◆ Work instructions
Below are entries; tally how many lines hold the string "dollar" and answer with only that figure.

───── Provided information ─────

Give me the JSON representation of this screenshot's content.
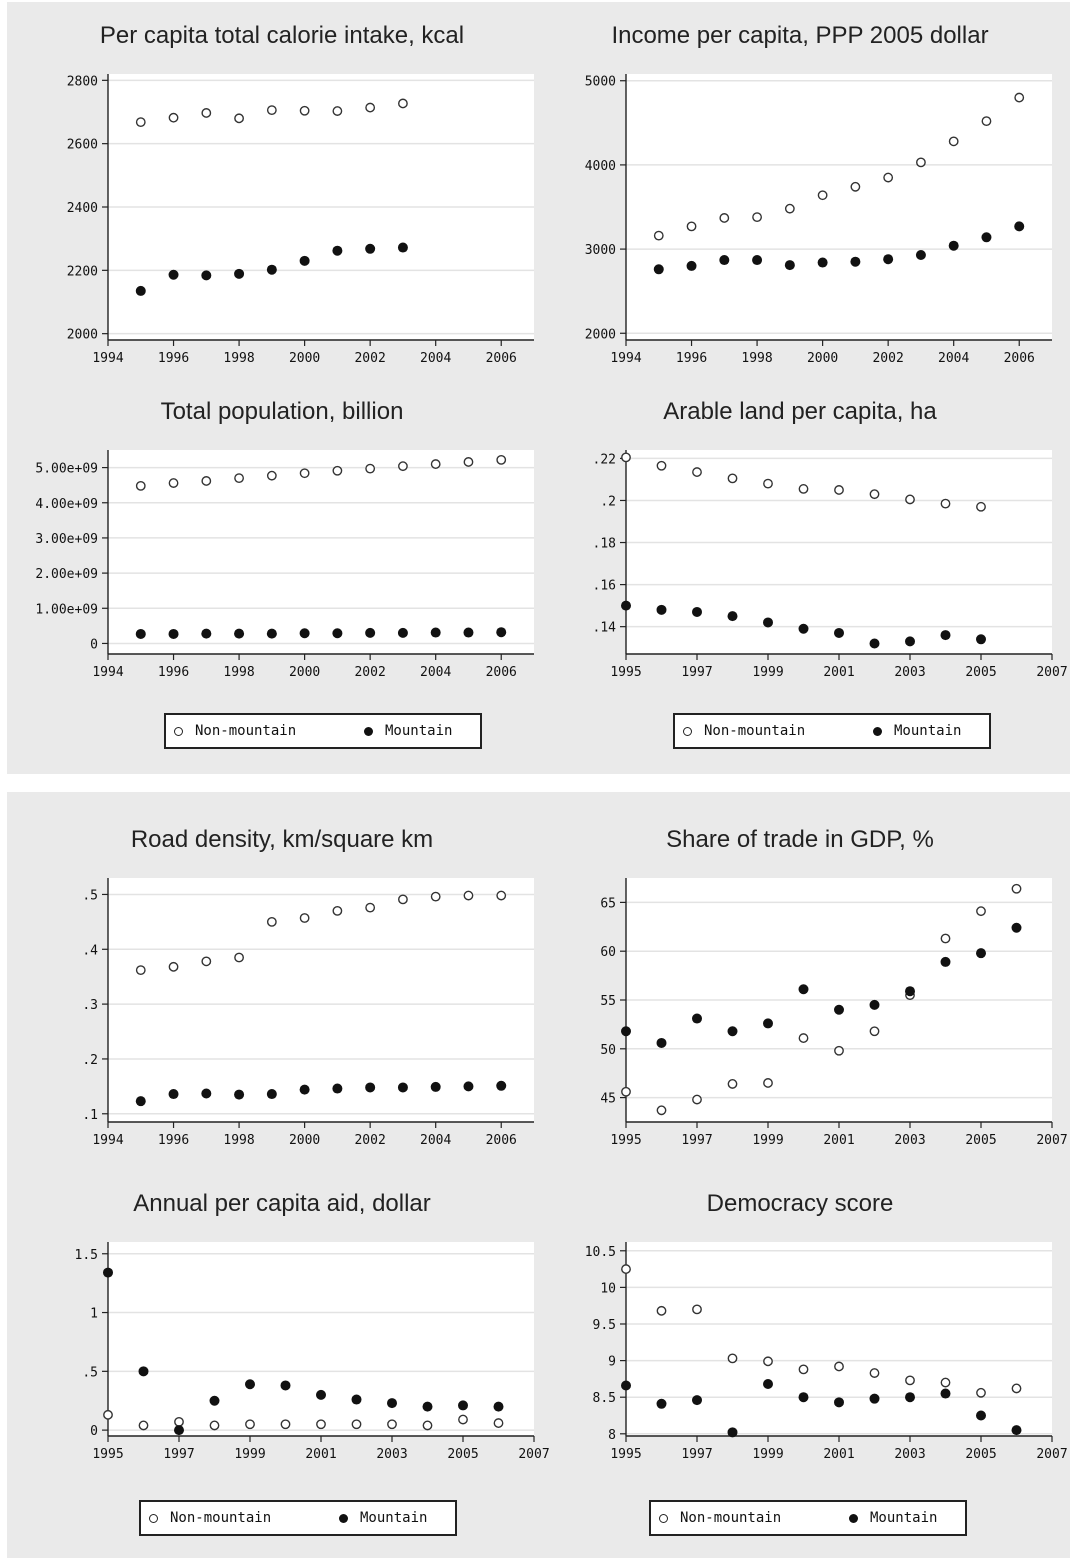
{
  "legends": [
    {
      "non_mountain": "Non-mountain",
      "mountain": "Mountain"
    },
    {
      "non_mountain": "Non-mountain",
      "mountain": "Mountain"
    },
    {
      "non_mountain": "Non-mountain",
      "mountain": "Mountain"
    },
    {
      "non_mountain": "Non-mountain",
      "mountain": "Mountain"
    }
  ],
  "chart_data": [
    {
      "type": "scatter",
      "title": "Per capita total calorie intake, kcal",
      "xlim": [
        1994,
        2007
      ],
      "ylim": [
        1980,
        2820
      ],
      "xticks": [
        1994,
        1996,
        1998,
        2000,
        2002,
        2004,
        2006
      ],
      "xtick_labels": [
        "1994",
        "1996",
        "1998",
        "2000",
        "2002",
        "2004",
        "2006"
      ],
      "yticks": [
        2000,
        2200,
        2400,
        2600,
        2800
      ],
      "ytick_labels": [
        "2000",
        "2200",
        "2400",
        "2600",
        "2800"
      ],
      "grid": true,
      "series": [
        {
          "name": "Non-mountain",
          "marker": "open",
          "x": [
            1995,
            1996,
            1997,
            1998,
            1999,
            2000,
            2001,
            2002,
            2003
          ],
          "y": [
            2668,
            2682,
            2697,
            2680,
            2706,
            2704,
            2703,
            2714,
            2727
          ]
        },
        {
          "name": "Mountain",
          "marker": "filled",
          "x": [
            1995,
            1996,
            1997,
            1998,
            1999,
            2000,
            2001,
            2002,
            2003
          ],
          "y": [
            2135,
            2186,
            2184,
            2189,
            2202,
            2230,
            2262,
            2268,
            2272
          ]
        }
      ]
    },
    {
      "type": "scatter",
      "title": "Income per capita, PPP 2005 dollar",
      "xlim": [
        1994,
        2007
      ],
      "ylim": [
        1920,
        5080
      ],
      "xticks": [
        1994,
        1996,
        1998,
        2000,
        2002,
        2004,
        2006
      ],
      "xtick_labels": [
        "1994",
        "1996",
        "1998",
        "2000",
        "2002",
        "2004",
        "2006"
      ],
      "yticks": [
        2000,
        3000,
        4000,
        5000
      ],
      "ytick_labels": [
        "2000",
        "3000",
        "4000",
        "5000"
      ],
      "grid": true,
      "series": [
        {
          "name": "Non-mountain",
          "marker": "open",
          "x": [
            1995,
            1996,
            1997,
            1998,
            1999,
            2000,
            2001,
            2002,
            2003,
            2004,
            2005,
            2006
          ],
          "y": [
            3160,
            3270,
            3370,
            3380,
            3480,
            3640,
            3740,
            3850,
            4030,
            4280,
            4520,
            4800
          ]
        },
        {
          "name": "Mountain",
          "marker": "filled",
          "x": [
            1995,
            1996,
            1997,
            1998,
            1999,
            2000,
            2001,
            2002,
            2003,
            2004,
            2005,
            2006
          ],
          "y": [
            2760,
            2800,
            2870,
            2870,
            2810,
            2840,
            2850,
            2880,
            2930,
            3040,
            3140,
            3270
          ]
        }
      ]
    },
    {
      "type": "scatter",
      "title": "Total population, billion",
      "xlim": [
        1994,
        2007
      ],
      "ylim": [
        -0.3,
        5.5
      ],
      "xticks": [
        1994,
        1996,
        1998,
        2000,
        2002,
        2004,
        2006
      ],
      "xtick_labels": [
        "1994",
        "1996",
        "1998",
        "2000",
        "2002",
        "2004",
        "2006"
      ],
      "yticks": [
        0,
        1,
        2,
        3,
        4,
        5
      ],
      "ytick_labels": [
        "0",
        "1.00e+09",
        "2.00e+09",
        "3.00e+09",
        "4.00e+09",
        "5.00e+09"
      ],
      "grid": true,
      "series": [
        {
          "name": "Non-mountain",
          "marker": "open",
          "x": [
            1995,
            1996,
            1997,
            1998,
            1999,
            2000,
            2001,
            2002,
            2003,
            2004,
            2005,
            2006
          ],
          "y": [
            4.48,
            4.56,
            4.62,
            4.7,
            4.77,
            4.84,
            4.91,
            4.97,
            5.04,
            5.1,
            5.16,
            5.22
          ]
        },
        {
          "name": "Mountain",
          "marker": "filled",
          "x": [
            1995,
            1996,
            1997,
            1998,
            1999,
            2000,
            2001,
            2002,
            2003,
            2004,
            2005,
            2006
          ],
          "y": [
            0.27,
            0.27,
            0.28,
            0.28,
            0.28,
            0.29,
            0.29,
            0.3,
            0.3,
            0.31,
            0.31,
            0.32
          ]
        }
      ]
    },
    {
      "type": "scatter",
      "title": "Arable land per capita, ha",
      "xlim": [
        1995,
        2007
      ],
      "ylim": [
        0.127,
        0.224
      ],
      "xticks": [
        1995,
        1997,
        1999,
        2001,
        2003,
        2005,
        2007
      ],
      "xtick_labels": [
        "1995",
        "1997",
        "1999",
        "2001",
        "2003",
        "2005",
        "2007"
      ],
      "yticks": [
        0.14,
        0.16,
        0.18,
        0.2,
        0.22
      ],
      "ytick_labels": [
        ".14",
        ".16",
        ".18",
        ".2",
        ".22"
      ],
      "grid": true,
      "series": [
        {
          "name": "Non-mountain",
          "marker": "open",
          "x": [
            1995,
            1996,
            1997,
            1998,
            1999,
            2000,
            2001,
            2002,
            2003,
            2004,
            2005
          ],
          "y": [
            0.2205,
            0.2165,
            0.2135,
            0.2105,
            0.208,
            0.2055,
            0.205,
            0.203,
            0.2005,
            0.1985,
            0.197
          ]
        },
        {
          "name": "Mountain",
          "marker": "filled",
          "x": [
            1995,
            1996,
            1997,
            1998,
            1999,
            2000,
            2001,
            2002,
            2003,
            2004,
            2005
          ],
          "y": [
            0.15,
            0.148,
            0.147,
            0.145,
            0.142,
            0.139,
            0.137,
            0.132,
            0.133,
            0.136,
            0.134
          ]
        }
      ]
    },
    {
      "type": "scatter",
      "title": "Road density, km/square km",
      "xlim": [
        1994,
        2007
      ],
      "ylim": [
        0.085,
        0.53
      ],
      "xticks": [
        1994,
        1996,
        1998,
        2000,
        2002,
        2004,
        2006
      ],
      "xtick_labels": [
        "1994",
        "1996",
        "1998",
        "2000",
        "2002",
        "2004",
        "2006"
      ],
      "yticks": [
        0.1,
        0.2,
        0.3,
        0.4,
        0.5
      ],
      "ytick_labels": [
        ".1",
        ".2",
        ".3",
        ".4",
        ".5"
      ],
      "grid": true,
      "series": [
        {
          "name": "Non-mountain",
          "marker": "open",
          "x": [
            1995,
            1996,
            1997,
            1998,
            1999,
            2000,
            2001,
            2002,
            2003,
            2004,
            2005,
            2006
          ],
          "y": [
            0.362,
            0.368,
            0.378,
            0.385,
            0.45,
            0.457,
            0.47,
            0.476,
            0.491,
            0.496,
            0.498,
            0.498
          ]
        },
        {
          "name": "Mountain",
          "marker": "filled",
          "x": [
            1995,
            1996,
            1997,
            1998,
            1999,
            2000,
            2001,
            2002,
            2003,
            2004,
            2005,
            2006
          ],
          "y": [
            0.123,
            0.136,
            0.137,
            0.135,
            0.136,
            0.144,
            0.146,
            0.148,
            0.148,
            0.149,
            0.15,
            0.151
          ]
        }
      ]
    },
    {
      "type": "scatter",
      "title": "Share of trade in GDP, %",
      "xlim": [
        1995,
        2007
      ],
      "ylim": [
        42.5,
        67.5
      ],
      "xticks": [
        1995,
        1997,
        1999,
        2001,
        2003,
        2005,
        2007
      ],
      "xtick_labels": [
        "1995",
        "1997",
        "1999",
        "2001",
        "2003",
        "2005",
        "2007"
      ],
      "yticks": [
        45,
        50,
        55,
        60,
        65
      ],
      "ytick_labels": [
        "45",
        "50",
        "55",
        "60",
        "65"
      ],
      "grid": true,
      "series": [
        {
          "name": "Non-mountain",
          "marker": "open",
          "x": [
            1995,
            1996,
            1997,
            1998,
            1999,
            2000,
            2001,
            2002,
            2003,
            2004,
            2005,
            2006
          ],
          "y": [
            45.6,
            43.7,
            44.8,
            46.4,
            46.5,
            51.1,
            49.8,
            51.8,
            55.5,
            61.3,
            64.1,
            66.4
          ]
        },
        {
          "name": "Mountain",
          "marker": "filled",
          "x": [
            1995,
            1996,
            1997,
            1998,
            1999,
            2000,
            2001,
            2002,
            2003,
            2004,
            2005,
            2006
          ],
          "y": [
            51.8,
            50.6,
            53.1,
            51.8,
            52.6,
            56.1,
            54.0,
            54.5,
            55.9,
            58.9,
            59.8,
            62.4
          ]
        }
      ]
    },
    {
      "type": "scatter",
      "title": "Annual per capita aid, dollar",
      "xlim": [
        1995,
        2007
      ],
      "ylim": [
        -0.05,
        1.6
      ],
      "xticks": [
        1995,
        1997,
        1999,
        2001,
        2003,
        2005,
        2007
      ],
      "xtick_labels": [
        "1995",
        "1997",
        "1999",
        "2001",
        "2003",
        "2005",
        "2007"
      ],
      "yticks": [
        0,
        0.5,
        1,
        1.5
      ],
      "ytick_labels": [
        "0",
        ".5",
        "1",
        "1.5"
      ],
      "grid": true,
      "series": [
        {
          "name": "Non-mountain",
          "marker": "open",
          "x": [
            1995,
            1996,
            1997,
            1998,
            1999,
            2000,
            2001,
            2002,
            2003,
            2004,
            2005,
            2006
          ],
          "y": [
            0.13,
            0.04,
            0.07,
            0.04,
            0.05,
            0.05,
            0.05,
            0.05,
            0.05,
            0.04,
            0.09,
            0.06
          ]
        },
        {
          "name": "Mountain",
          "marker": "filled",
          "x": [
            1995,
            1996,
            1997,
            1998,
            1999,
            2000,
            2001,
            2002,
            2003,
            2004,
            2005,
            2006
          ],
          "y": [
            1.34,
            0.5,
            0.0,
            0.25,
            0.39,
            0.38,
            0.3,
            0.26,
            0.23,
            0.2,
            0.21,
            0.2
          ]
        }
      ]
    },
    {
      "type": "scatter",
      "title": "Democracy score",
      "xlim": [
        1995,
        2007
      ],
      "ylim": [
        7.97,
        10.62
      ],
      "xticks": [
        1995,
        1997,
        1999,
        2001,
        2003,
        2005,
        2007
      ],
      "xtick_labels": [
        "1995",
        "1997",
        "1999",
        "2001",
        "2003",
        "2005",
        "2007"
      ],
      "yticks": [
        8,
        8.5,
        9,
        9.5,
        10,
        10.5
      ],
      "ytick_labels": [
        "8",
        "8.5",
        "9",
        "9.5",
        "10",
        "10.5"
      ],
      "grid": true,
      "series": [
        {
          "name": "Non-mountain",
          "marker": "open",
          "x": [
            1995,
            1996,
            1997,
            1998,
            1999,
            2000,
            2001,
            2002,
            2003,
            2004,
            2005,
            2006
          ],
          "y": [
            10.25,
            9.68,
            9.7,
            9.03,
            8.99,
            8.88,
            8.92,
            8.83,
            8.73,
            8.7,
            8.56,
            8.62
          ]
        },
        {
          "name": "Mountain",
          "marker": "filled",
          "x": [
            1995,
            1996,
            1997,
            1998,
            1999,
            2000,
            2001,
            2002,
            2003,
            2004,
            2005,
            2006
          ],
          "y": [
            8.66,
            8.41,
            8.46,
            8.02,
            8.68,
            8.5,
            8.43,
            8.48,
            8.5,
            8.55,
            8.25,
            8.05
          ]
        }
      ]
    }
  ]
}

─────

◆ The response
2